Type of train used in Chile

The AEZ railcar is a self-propelled, electric, multiple-unit train used by the state railway of Chile, Empresa de los Ferrocarriles del Estado (EFE). The railcars were used to service the electrified sections of line between Santiago, Valparaiso, Chillán, and Concepción, as well as used occasionally to service Temuco and Osorno. Six units were built and were numbered AEZ-41 to AEZ-46.

== Routes and services ==
The units were built and introduced into service in 1973 and are now over 50 years old. When they were introduced, electrification only reached Laja and the units were hauled by a diesel locomotive to electrified sections such as Temuco. A generator car was attached to operate interior lights and air conditioning. The AEZ units were popular among passengers due their speed and comfort. Because of their Japanese origin, they became known as the Japanese Train. They were often assigned to the Santiago–Chillán day service (398 km) which took five hours until they were replaced by the second hand Spanish UTS-444 electric units in 2002. The AEZ railcars were often used on the Santiago–Talcahuano service (Automotive to Talcahuano) from 1994 until the suspension of this service in 2007. The AEZ railcars were used on the Santiago–Talca route and on infrequent runs to Osorno and Temuco. Due to the 2010 earthquake, electrification was cut back to Chillán, isolating the section from Laja to Talcahuano. If the AEZ units were to run beyond Chillán, they would require a diesel locomotive once more. Repairs to the electrified rails have not been completed and, because there is little use of the line by electric trains south of Laja, will not likely be repaired in future.

== Amenities ==
The units were made up of four cars. The cars at either end were driving cars. The units had air conditioning, reclining seats, and a bar car. The AEZ railcars were known for speed, comfort, and style.

Records from a data collection
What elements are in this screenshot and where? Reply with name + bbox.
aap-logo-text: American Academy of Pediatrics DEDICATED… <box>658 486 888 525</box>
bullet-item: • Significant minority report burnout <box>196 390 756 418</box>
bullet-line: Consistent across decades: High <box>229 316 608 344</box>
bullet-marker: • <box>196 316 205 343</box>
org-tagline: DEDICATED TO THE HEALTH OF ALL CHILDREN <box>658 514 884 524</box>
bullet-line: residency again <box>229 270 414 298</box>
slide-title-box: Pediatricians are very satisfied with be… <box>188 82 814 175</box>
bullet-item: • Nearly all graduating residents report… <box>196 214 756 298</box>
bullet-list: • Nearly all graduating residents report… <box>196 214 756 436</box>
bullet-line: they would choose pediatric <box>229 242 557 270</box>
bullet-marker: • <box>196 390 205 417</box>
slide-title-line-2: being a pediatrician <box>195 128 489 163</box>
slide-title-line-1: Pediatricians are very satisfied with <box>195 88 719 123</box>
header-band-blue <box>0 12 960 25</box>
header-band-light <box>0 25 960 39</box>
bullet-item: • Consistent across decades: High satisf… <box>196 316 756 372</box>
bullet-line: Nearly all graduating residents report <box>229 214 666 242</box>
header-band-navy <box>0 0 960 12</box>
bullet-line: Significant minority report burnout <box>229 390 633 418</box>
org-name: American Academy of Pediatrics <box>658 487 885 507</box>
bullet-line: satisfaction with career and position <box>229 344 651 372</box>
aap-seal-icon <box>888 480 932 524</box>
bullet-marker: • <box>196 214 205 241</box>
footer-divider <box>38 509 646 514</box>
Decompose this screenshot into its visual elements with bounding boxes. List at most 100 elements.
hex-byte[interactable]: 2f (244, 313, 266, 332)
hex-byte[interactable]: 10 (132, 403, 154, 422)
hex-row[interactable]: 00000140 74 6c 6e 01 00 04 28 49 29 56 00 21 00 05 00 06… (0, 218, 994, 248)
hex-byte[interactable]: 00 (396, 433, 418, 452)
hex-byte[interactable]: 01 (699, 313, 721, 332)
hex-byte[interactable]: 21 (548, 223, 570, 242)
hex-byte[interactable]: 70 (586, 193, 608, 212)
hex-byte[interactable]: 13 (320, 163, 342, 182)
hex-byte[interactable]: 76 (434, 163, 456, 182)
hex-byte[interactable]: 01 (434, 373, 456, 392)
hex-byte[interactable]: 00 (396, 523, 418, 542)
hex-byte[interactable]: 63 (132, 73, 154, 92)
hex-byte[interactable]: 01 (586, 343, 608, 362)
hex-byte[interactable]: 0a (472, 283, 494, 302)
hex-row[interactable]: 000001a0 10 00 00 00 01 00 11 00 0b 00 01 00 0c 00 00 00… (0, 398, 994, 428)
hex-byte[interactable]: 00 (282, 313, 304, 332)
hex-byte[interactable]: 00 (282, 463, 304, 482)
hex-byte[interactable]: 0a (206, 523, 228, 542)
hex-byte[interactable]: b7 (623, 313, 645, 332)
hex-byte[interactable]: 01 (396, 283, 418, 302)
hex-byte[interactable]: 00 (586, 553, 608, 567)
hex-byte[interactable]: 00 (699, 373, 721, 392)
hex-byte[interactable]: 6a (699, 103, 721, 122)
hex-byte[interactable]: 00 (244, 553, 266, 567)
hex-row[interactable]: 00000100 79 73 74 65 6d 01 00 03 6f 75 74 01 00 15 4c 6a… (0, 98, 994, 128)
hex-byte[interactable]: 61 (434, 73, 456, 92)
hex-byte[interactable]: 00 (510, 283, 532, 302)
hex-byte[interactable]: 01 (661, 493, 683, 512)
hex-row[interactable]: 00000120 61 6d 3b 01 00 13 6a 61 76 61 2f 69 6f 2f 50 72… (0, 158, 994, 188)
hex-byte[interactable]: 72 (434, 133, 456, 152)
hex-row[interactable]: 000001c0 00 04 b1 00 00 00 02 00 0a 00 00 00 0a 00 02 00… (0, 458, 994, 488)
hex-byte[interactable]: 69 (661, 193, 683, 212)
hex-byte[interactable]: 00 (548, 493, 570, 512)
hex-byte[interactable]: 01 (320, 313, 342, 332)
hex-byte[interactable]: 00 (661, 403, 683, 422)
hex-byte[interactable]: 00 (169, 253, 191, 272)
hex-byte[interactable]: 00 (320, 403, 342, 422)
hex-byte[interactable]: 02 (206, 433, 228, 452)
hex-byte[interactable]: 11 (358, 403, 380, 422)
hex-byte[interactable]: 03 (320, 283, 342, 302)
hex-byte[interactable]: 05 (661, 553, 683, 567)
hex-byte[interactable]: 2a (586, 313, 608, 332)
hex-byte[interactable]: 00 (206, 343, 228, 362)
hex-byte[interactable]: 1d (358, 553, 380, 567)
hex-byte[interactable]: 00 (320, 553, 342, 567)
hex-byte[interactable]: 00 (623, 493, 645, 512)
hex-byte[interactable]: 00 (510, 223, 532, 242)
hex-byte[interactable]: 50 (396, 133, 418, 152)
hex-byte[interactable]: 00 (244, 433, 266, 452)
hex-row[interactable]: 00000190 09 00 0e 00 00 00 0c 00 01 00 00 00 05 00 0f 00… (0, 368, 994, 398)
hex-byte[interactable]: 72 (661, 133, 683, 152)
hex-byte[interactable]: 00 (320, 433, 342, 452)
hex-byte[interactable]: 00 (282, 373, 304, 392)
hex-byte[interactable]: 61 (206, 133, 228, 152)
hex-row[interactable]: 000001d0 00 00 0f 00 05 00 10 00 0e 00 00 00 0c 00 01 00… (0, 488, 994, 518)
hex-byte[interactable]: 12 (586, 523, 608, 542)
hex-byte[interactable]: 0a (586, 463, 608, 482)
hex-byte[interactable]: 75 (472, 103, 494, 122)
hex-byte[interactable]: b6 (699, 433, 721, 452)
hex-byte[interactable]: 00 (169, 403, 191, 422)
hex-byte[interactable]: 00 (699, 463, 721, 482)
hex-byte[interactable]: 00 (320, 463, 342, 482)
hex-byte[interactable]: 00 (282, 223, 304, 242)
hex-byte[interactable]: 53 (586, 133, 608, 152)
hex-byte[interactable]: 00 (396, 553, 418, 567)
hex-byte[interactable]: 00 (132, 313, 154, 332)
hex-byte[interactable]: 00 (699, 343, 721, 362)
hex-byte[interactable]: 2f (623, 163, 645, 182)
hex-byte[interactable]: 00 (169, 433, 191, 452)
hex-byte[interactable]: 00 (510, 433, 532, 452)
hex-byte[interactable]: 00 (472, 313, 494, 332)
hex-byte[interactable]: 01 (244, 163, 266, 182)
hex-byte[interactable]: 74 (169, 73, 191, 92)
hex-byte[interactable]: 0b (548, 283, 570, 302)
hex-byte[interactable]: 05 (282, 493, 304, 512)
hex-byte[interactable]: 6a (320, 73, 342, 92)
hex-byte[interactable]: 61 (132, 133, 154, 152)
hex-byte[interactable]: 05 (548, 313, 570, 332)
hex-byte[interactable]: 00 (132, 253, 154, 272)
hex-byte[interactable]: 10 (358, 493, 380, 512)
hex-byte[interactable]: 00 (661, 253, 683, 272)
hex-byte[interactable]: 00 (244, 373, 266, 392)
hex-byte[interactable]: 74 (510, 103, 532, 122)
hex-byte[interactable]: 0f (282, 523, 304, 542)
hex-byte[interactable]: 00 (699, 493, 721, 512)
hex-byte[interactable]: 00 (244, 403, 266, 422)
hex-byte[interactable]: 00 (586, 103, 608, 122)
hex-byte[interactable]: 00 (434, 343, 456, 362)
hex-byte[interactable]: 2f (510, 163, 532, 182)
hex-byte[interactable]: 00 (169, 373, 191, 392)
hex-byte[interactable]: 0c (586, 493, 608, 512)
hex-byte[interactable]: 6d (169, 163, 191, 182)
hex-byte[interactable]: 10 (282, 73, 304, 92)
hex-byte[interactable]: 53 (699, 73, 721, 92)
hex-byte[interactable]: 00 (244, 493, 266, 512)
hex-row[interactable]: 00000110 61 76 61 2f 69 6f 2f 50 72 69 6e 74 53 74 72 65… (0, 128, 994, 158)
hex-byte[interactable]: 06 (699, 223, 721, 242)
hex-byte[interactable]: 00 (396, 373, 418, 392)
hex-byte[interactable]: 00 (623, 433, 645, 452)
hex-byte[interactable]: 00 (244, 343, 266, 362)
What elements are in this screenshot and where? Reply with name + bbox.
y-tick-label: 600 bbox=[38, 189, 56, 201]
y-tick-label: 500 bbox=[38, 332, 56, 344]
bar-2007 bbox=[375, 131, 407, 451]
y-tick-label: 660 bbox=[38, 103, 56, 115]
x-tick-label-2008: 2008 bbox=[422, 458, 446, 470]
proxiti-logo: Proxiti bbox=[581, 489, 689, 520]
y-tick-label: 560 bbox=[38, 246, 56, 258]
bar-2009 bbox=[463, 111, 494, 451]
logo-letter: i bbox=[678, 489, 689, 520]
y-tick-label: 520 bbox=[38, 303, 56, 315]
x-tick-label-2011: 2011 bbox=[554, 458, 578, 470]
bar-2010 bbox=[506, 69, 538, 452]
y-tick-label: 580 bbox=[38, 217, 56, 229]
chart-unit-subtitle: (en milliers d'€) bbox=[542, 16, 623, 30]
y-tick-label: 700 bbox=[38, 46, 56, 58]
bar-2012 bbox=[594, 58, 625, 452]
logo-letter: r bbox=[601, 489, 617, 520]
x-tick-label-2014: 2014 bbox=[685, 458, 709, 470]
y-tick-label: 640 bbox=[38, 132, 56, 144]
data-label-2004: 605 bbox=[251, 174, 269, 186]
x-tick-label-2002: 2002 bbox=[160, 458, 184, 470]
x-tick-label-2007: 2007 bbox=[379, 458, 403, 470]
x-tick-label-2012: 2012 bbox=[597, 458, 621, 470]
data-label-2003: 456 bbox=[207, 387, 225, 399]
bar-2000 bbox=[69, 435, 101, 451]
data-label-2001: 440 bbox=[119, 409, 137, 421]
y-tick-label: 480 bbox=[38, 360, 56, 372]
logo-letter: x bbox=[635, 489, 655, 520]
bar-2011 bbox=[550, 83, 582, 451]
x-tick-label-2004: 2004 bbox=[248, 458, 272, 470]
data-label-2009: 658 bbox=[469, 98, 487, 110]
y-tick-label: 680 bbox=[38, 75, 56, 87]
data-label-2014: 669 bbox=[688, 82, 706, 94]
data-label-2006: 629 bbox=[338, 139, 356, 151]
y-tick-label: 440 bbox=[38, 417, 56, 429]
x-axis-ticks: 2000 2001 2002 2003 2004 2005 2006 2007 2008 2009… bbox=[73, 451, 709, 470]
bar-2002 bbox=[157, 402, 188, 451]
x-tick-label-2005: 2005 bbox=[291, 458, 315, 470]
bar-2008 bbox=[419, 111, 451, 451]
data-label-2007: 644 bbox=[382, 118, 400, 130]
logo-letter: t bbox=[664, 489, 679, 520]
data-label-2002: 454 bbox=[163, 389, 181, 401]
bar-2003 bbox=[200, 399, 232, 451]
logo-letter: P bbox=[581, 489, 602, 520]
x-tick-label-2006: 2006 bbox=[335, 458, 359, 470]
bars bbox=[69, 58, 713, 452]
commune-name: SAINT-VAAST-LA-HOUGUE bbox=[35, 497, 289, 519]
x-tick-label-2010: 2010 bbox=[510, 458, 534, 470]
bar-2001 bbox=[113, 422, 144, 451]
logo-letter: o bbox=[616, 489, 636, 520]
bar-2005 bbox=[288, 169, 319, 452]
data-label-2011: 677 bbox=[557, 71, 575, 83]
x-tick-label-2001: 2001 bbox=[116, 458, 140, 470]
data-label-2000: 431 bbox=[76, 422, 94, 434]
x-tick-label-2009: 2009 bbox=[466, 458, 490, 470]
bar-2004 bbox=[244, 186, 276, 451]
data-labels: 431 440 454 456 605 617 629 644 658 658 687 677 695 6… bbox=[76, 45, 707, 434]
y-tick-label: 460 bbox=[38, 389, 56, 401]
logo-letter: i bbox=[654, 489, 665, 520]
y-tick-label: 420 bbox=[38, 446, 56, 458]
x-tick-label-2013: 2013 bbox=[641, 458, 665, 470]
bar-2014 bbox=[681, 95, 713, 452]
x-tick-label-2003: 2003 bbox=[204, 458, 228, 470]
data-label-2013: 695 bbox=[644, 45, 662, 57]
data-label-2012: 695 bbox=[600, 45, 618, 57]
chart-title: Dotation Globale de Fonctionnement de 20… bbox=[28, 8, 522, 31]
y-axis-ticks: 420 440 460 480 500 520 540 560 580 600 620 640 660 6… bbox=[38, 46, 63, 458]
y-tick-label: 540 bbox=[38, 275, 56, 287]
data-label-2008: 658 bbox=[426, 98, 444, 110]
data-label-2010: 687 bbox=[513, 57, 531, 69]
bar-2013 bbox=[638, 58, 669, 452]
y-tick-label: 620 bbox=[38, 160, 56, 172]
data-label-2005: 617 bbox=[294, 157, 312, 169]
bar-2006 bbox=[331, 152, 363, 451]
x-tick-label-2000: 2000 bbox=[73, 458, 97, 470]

Problem to solve
According to the text about the AEZ railcar, what name did the units become known by because of their Japanese origin? The entries aren't needed for this.

Answer to this task
The Japanese Train.